◆ **Exercise**: Lift out all lines below that contain "DANSE".
[START Entries supplied]
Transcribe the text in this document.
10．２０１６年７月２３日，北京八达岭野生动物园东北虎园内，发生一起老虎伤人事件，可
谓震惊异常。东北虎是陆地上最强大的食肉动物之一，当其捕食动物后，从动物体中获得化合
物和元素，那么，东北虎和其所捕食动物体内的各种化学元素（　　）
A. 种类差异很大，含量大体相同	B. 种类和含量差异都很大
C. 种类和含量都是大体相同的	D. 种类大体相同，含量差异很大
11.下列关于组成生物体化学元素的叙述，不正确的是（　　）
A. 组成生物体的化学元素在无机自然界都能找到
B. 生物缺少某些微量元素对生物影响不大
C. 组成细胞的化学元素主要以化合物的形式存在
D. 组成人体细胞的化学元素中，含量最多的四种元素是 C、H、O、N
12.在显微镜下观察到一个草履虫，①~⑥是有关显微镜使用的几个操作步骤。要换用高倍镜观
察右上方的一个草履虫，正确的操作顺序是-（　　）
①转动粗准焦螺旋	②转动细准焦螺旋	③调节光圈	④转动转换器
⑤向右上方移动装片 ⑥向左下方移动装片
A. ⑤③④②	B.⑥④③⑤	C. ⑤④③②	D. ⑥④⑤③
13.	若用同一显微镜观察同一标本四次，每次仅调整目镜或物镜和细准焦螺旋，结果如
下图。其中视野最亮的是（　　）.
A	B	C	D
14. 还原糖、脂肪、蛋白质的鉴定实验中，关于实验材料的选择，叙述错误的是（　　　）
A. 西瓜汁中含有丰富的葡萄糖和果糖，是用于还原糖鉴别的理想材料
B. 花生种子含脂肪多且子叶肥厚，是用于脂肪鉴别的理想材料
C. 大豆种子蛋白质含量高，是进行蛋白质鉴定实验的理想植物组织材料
[END Entries supplied]
[START Entries supplied]
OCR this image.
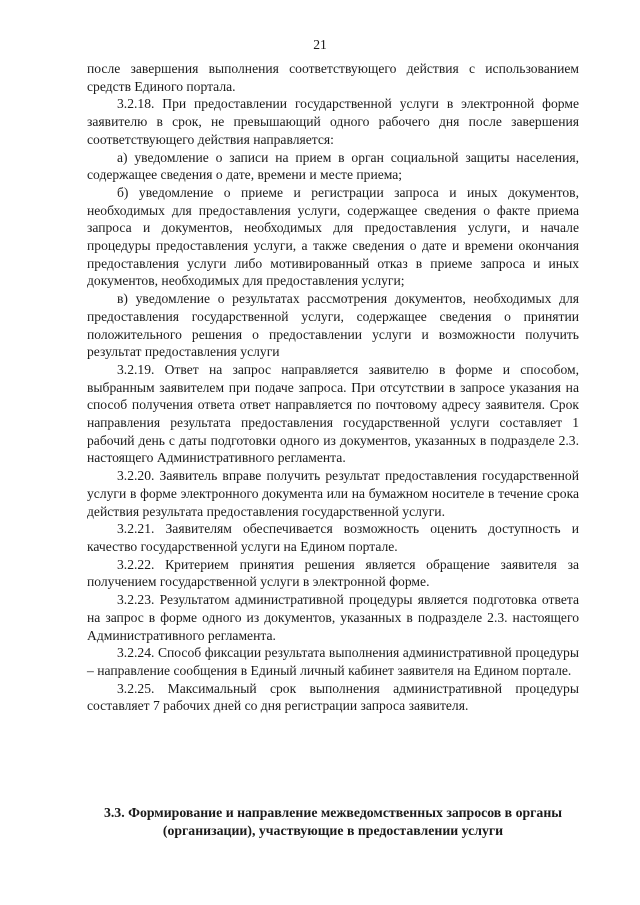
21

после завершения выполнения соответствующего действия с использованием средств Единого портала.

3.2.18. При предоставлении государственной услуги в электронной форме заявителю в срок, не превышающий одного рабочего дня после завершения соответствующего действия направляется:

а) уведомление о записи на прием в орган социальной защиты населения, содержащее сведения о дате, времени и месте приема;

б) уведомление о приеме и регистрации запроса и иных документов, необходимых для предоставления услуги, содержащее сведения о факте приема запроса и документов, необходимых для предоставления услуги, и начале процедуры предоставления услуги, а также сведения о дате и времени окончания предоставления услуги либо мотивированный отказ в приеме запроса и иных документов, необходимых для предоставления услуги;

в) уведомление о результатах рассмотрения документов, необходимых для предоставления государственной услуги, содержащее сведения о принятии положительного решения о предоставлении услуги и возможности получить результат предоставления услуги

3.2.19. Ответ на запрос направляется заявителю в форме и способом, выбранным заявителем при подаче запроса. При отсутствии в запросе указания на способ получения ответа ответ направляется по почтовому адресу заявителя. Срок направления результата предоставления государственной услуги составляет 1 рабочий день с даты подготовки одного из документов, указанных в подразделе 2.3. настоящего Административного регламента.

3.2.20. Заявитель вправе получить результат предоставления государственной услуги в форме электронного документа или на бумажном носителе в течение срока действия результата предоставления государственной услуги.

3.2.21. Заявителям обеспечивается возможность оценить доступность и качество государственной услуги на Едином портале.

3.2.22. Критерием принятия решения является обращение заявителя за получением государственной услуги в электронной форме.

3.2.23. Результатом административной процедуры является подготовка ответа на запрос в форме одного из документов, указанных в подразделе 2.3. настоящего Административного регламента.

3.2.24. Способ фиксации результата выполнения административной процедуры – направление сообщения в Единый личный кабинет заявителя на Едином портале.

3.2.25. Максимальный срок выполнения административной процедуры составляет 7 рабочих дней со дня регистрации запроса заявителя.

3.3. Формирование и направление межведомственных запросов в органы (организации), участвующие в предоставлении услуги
[END Entries supplied]
[START Entries supplied]
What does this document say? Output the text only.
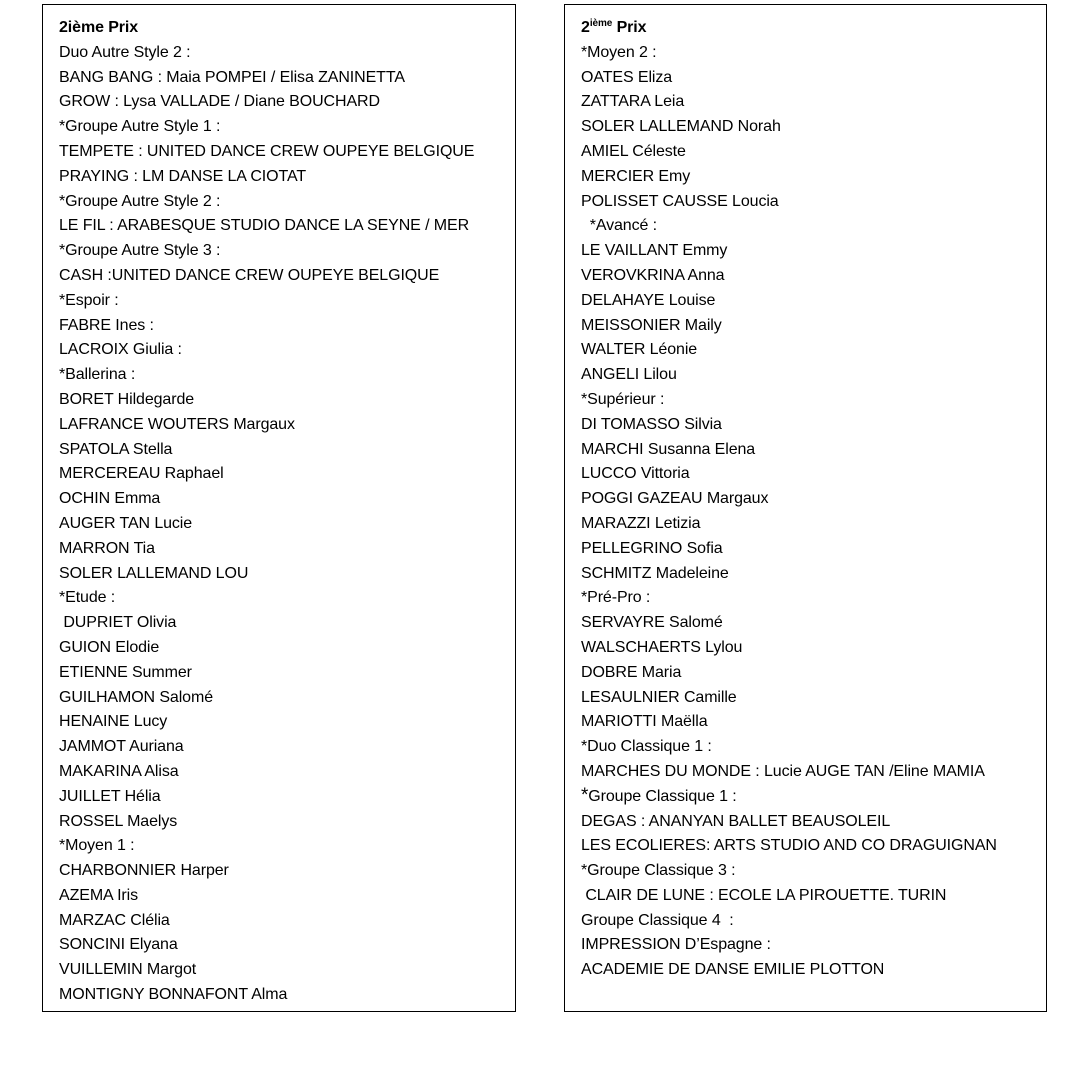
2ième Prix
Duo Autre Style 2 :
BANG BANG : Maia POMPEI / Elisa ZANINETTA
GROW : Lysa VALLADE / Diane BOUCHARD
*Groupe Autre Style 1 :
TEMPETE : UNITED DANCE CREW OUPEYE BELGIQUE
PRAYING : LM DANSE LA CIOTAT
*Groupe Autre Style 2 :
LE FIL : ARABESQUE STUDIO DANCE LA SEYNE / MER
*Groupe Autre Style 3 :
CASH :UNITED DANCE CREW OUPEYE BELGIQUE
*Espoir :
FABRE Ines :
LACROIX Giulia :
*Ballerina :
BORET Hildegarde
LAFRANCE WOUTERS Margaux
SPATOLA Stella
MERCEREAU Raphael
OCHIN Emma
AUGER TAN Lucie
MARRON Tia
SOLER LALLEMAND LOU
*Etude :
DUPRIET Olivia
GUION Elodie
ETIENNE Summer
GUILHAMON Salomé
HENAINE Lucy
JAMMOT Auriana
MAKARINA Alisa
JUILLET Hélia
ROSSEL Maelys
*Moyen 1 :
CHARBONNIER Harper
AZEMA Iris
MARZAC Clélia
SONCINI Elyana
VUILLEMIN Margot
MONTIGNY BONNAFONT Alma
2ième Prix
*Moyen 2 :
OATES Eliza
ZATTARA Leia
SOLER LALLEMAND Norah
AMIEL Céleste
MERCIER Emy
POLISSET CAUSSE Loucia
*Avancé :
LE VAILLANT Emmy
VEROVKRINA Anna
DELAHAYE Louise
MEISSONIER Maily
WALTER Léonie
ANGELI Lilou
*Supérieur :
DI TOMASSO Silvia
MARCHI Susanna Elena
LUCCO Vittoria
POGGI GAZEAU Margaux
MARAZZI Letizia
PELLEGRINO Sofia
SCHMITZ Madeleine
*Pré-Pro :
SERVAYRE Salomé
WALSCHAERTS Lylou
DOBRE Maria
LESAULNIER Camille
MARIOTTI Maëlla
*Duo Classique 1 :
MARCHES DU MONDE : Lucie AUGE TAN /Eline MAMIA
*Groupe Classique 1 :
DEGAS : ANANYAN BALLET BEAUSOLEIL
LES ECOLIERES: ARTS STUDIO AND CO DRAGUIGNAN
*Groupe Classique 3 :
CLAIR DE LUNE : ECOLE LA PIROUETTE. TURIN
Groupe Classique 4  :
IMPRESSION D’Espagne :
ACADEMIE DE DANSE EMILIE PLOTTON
[END Entries supplied]
◆ **Solution to the exercise**:
PRAYING : LM DANSE LA CIOTAT
ACADEMIE DE DANSE EMILIE PLOTTON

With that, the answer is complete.